In the presidential race, Andrés Manuel López Obrador (AMLO) is the clear front-runner according to the latest polls. There is also a chance that AMLO’s Morena party may attain a congressional majority, raising the possibility that he will be able to enact an ambitious legislative agenda.

The outcome of this election will determine the possibilities for political coalitions that will provide both governance and public policy options for the country – and could redefine the role of government in areas such as economic development, energy, and security. The Wilson Center's Mexico Institute convened an in-depth discussion with experts on electoral prospects at the federal and state levels.


Selected Quotes


Jorge Buendía

“It’s very clear that Obrador has a very big advantage… What [would have to] happen for Obrador to lose? People talk about polling mistakes in the past, but you would need a truly catastrophic [error] where the polls are really, really wrong for this result not to be true.”

"You can see that the advantage that López Obrador has is more or less the same amount in all social groups. Unlike the past, there is no division of Mexican society. In the past, let's say, some regions support[ed] him, some regions oppose[d] him, some social groups [were] against him. Nowadays, we see that López Obrador is the front runner in [all of] these different social groups.”

> _EXTRACTED DATA_
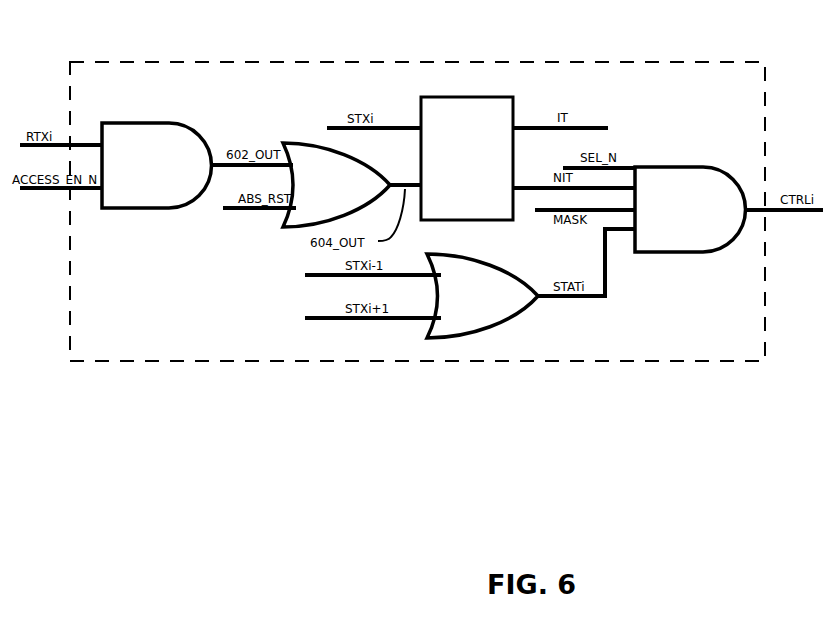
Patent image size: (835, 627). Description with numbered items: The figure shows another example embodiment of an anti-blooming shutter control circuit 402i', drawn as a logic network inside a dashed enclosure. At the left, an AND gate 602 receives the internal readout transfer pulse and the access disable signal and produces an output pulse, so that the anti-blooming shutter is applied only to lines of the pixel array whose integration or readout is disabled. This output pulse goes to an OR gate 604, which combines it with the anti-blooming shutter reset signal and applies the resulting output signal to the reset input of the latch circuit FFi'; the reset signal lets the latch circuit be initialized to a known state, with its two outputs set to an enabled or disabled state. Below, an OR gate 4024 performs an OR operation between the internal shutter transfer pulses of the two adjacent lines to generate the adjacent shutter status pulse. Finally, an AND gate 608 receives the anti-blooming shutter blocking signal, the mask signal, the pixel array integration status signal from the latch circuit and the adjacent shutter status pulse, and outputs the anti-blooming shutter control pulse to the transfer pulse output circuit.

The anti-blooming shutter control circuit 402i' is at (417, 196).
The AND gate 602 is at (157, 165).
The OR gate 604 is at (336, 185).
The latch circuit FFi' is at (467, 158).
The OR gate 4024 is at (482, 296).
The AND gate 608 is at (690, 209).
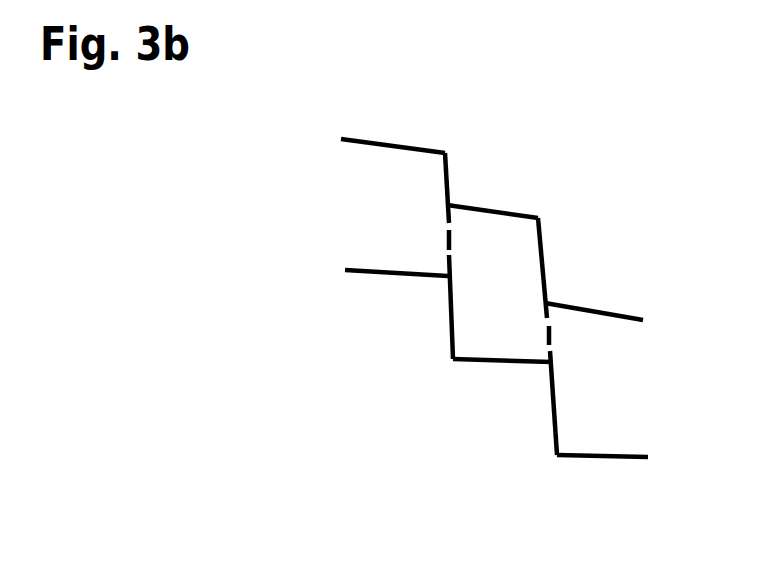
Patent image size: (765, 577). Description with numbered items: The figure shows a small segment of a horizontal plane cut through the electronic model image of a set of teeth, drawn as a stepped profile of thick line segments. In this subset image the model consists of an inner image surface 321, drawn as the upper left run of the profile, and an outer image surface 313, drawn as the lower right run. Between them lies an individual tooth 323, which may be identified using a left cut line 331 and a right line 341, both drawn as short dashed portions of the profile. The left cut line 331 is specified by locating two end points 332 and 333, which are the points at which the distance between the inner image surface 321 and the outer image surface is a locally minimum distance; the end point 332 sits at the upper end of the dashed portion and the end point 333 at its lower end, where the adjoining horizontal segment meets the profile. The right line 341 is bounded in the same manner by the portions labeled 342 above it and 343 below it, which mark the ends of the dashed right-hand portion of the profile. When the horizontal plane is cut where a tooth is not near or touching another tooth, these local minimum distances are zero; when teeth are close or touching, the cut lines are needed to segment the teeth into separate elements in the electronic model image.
...
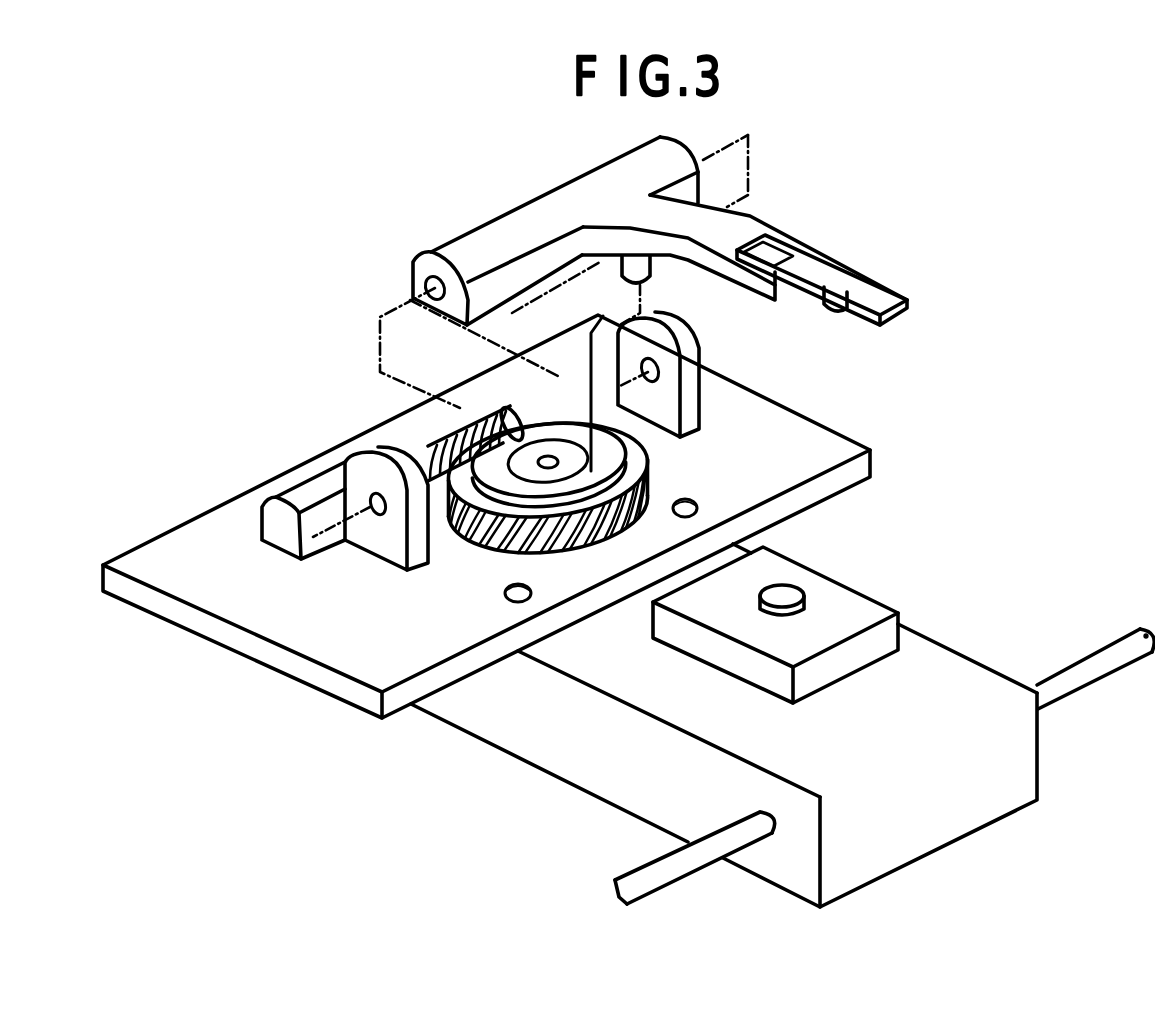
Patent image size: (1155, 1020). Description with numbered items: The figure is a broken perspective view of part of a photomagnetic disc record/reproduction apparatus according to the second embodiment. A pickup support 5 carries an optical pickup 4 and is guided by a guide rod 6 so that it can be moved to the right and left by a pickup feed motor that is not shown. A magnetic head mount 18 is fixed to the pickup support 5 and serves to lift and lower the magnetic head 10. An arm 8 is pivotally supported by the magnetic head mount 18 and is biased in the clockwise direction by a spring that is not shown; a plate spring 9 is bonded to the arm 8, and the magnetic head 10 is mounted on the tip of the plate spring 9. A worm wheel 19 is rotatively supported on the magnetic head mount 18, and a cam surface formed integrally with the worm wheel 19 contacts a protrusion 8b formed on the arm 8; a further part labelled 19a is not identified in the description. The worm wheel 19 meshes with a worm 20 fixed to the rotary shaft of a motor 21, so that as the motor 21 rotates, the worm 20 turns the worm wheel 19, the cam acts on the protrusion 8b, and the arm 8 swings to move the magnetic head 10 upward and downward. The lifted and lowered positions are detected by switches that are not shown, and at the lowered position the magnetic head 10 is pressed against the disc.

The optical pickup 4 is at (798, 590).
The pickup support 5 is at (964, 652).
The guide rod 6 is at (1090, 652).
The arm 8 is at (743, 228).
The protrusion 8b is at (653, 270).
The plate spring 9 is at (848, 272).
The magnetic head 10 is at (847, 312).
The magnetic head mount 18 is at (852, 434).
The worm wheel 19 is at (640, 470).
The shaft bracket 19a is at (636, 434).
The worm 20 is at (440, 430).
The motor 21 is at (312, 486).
---
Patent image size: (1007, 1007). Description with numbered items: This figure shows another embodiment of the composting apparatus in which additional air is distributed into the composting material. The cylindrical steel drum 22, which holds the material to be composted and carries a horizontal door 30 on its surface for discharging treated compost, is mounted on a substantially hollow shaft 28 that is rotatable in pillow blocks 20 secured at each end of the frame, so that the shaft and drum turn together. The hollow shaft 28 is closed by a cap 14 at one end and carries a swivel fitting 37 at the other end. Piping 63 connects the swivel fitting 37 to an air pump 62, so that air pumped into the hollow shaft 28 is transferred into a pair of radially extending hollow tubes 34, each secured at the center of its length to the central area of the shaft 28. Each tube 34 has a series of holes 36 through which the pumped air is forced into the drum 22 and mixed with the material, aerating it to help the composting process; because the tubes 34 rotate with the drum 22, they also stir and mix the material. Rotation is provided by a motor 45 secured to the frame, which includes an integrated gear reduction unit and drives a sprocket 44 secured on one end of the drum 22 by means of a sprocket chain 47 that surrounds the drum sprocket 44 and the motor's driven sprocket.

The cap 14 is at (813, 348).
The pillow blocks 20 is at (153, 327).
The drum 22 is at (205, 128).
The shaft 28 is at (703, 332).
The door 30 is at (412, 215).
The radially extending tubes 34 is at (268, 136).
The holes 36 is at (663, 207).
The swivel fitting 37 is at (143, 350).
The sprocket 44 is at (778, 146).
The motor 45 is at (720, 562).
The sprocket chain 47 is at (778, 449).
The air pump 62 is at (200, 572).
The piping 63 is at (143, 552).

> _WHAT YOU WILL DO_
A: In the Mexico election text, shorten the paragraph beginning "The outcome of this election" while keeping its main facts.
B: In the entries, write out the lines from the line with "Patent image size: (835, 627)." to the line with "The OR gate 604 is at (336, 185).", putting "boundary" in place of "enclosure" and leaving everything else unchanged.

> _THE RESULTS_
A: The election's result will shape which political coalitions can govern and set policy, and it could redefine the government's role in economic development, energy, and security. The Wilson Center's Mexico Institute held an in-depth expert discussion on federal and state electoral prospects.

B:
Patent image size: (835, 627). Description with numbered items: The figure shows another example embodiment of an anti-blooming shutter control circuit 402i', drawn as a logic network inside a dashed boundary. At the left, an AND gate 602 receives the internal readout transfer pulse and the access disable signal and produces an output pulse, so that the anti-blooming shutter is applied only to lines of the pixel array whose integration or readout is disabled. This output pulse goes to an OR gate 604, which combines it with the anti-blooming shutter reset signal and applies the resulting output signal to the reset input of the latch circuit FFi'; the reset signal lets the latch circuit be initialized to a known state, with its two outputs set to an enabled or disabled state. Below, an OR gate 4024 performs an OR operation between the internal shutter transfer pulses of the two adjacent lines to generate the adjacent shutter status pulse. Finally, an AND gate 608 receives the anti-blooming shutter blocking signal, the mask signal, the pixel array integration status signal from the latch circuit and the adjacent shutter status pulse, and outputs the anti-blooming shutter control pulse to the transfer pulse output circuit.

The anti-blooming shutter control circuit 402i' is at (417, 196).
The AND gate 602 is at (157, 165).
The OR gate 604 is at (336, 185).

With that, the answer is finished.